* start Records to process *

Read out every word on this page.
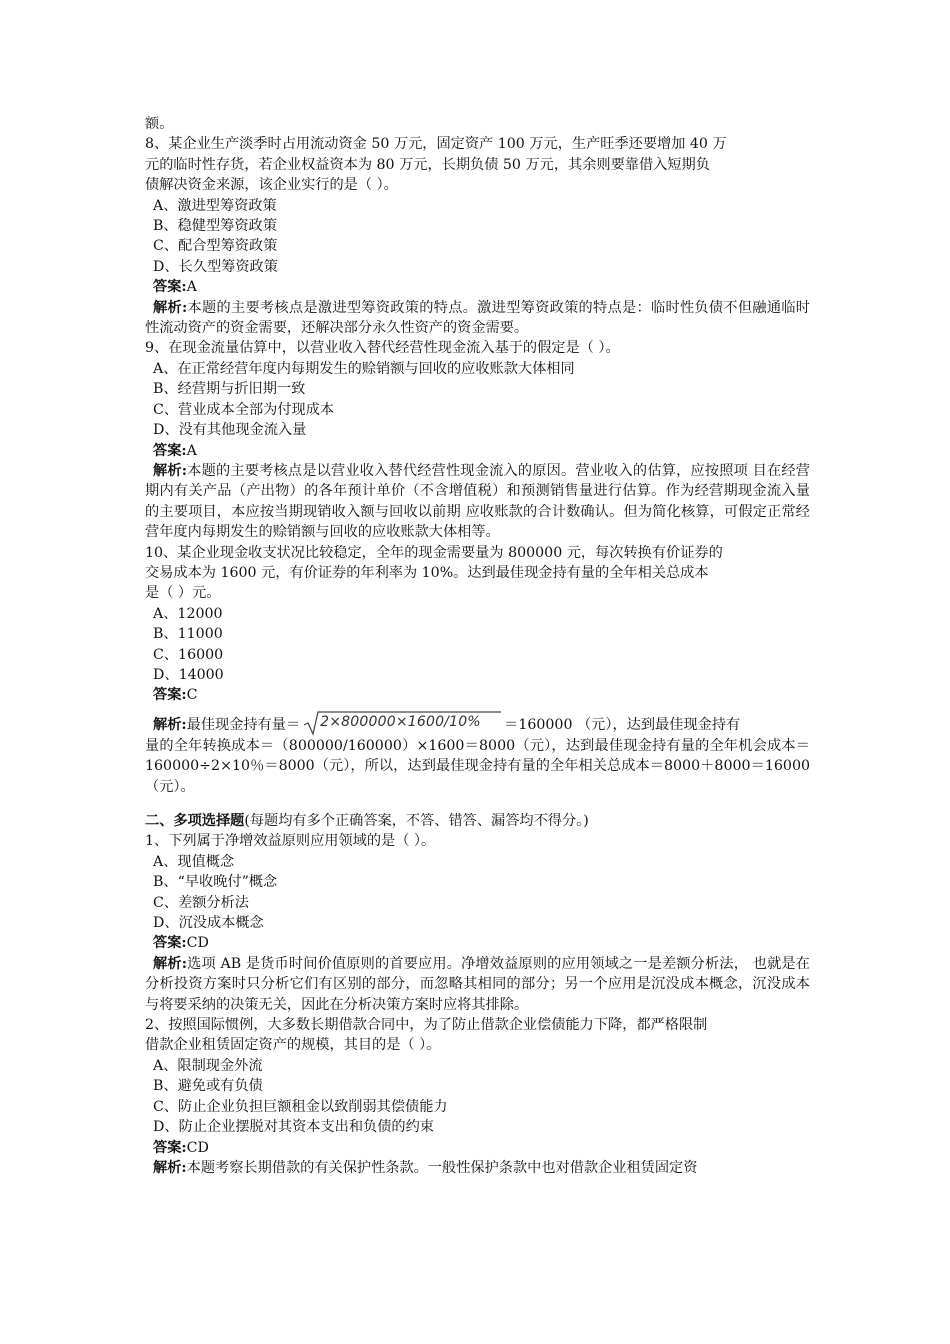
额。
8、某企业生产淡季时占用流动资金 50 万元，固定资产 100 万元，生产旺季还要增加 40 万
元的临时性存货，若企业权益资本为 80 万元，长期负债 50 万元，其余则要靠借入短期负
债解决资金来源，该企业实行的是（ ）。
A、激进型筹资政策
B、稳健型筹资政策
C、配合型筹资政策
D、长久型筹资政策
答案:A
解析:本题的主要考核点是激进型筹资政策的特点。激进型筹资政策的特点是：临时性负债不但融通临时性流动资产的资金需要，还解决部分永久性资产的资金需要。
9、在现金流量估算中，以营业收入替代经营性现金流入基于的假定是（ ）。
A、在正常经营年度内每期发生的赊销额与回收的应收账款大体相同
B、经营期与折旧期一致
C、营业成本全部为付现成本
D、没有其他现金流入量
答案:A
解析:本题的主要考核点是以营业收入替代经营性现金流入的原因。营业收入的估算，应按照项 目在经营期内有关产品（产出物）的各年预计单价（不含增值税）和预测销售量进行估算。作为经营期现金流入量的主要项目，本应按当期现销收入额与回收以前期 应收账款的合计数确认。但为简化核算，可假定正常经营年度内每期发生的赊销额与回收的应收账款大体相等。
10、某企业现金收支状况比较稳定，全年的现金需要量为 800000 元，每次转换有价证券的
交易成本为 1600 元，有价证券的年利率为 10%。达到最佳现金持有量的全年相关总成本
是（ ）元。
A、12000
B、11000
C、16000
D、14000
答案:C
解析: 最佳现金持有量＝ 2×800000×1600/10% ＝160000 （元），达到最佳现金持有
量的全年转换成本＝（800000/160000）×1600＝8000（元），达到最佳现金持有量的全年机会成本＝ 160000÷2×10％＝8000（元），所以，达到最佳现金持有量的全年相关总成本＝8000＋8000＝16000（元）。
二、多项选择题(每题均有多个正确答案，不答、错答、漏答均不得分。)
1、下列属于净增效益原则应用领域的是（ ）。
A、现值概念
B、“早收晚付”概念
C、差额分析法
D、沉没成本概念
答案:CD
解析:选项 AB 是货币时间价值原则的首要应用。净增效益原则的应用领域之一是差额分析法， 也就是在分析投资方案时只分析它们有区别的部分，而忽略其相同的部分；另一个应用是沉没成本概念，沉没成本与将要采纳的决策无关，因此在分析决策方案时应将其排除。
2、按照国际惯例，大多数长期借款合同中，为了防止借款企业偿债能力下降，都严格限制
借款企业租赁固定资产的规模，其目的是（ ）。
A、限制现金外流
B、避免或有负债
C、防止企业负担巨额租金以致削弱其偿债能力
D、防止企业摆脱对其资本支出和负债的约束
答案:CD
解析:本题考察长期借款的有关保护性条款。一般性保护条款中也对借款企业租赁固定资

* end Records to process *

Brief:
Copy out all lines where the word "达到最佳现金持有量的全年相关总成本" appears.

Answer to the exercise:
交易成本为 1600 元，有价证券的年利率为 10%。达到最佳现金持有量的全年相关总成本
量的全年转换成本＝（800000/160000）×1600＝8000（元），达到最佳现金持有量的全年机会成本＝ 160000÷2×10％＝8000（元），所以，达到最佳现金持有量的全年相关总成本＝8000＋8000＝16000（元）。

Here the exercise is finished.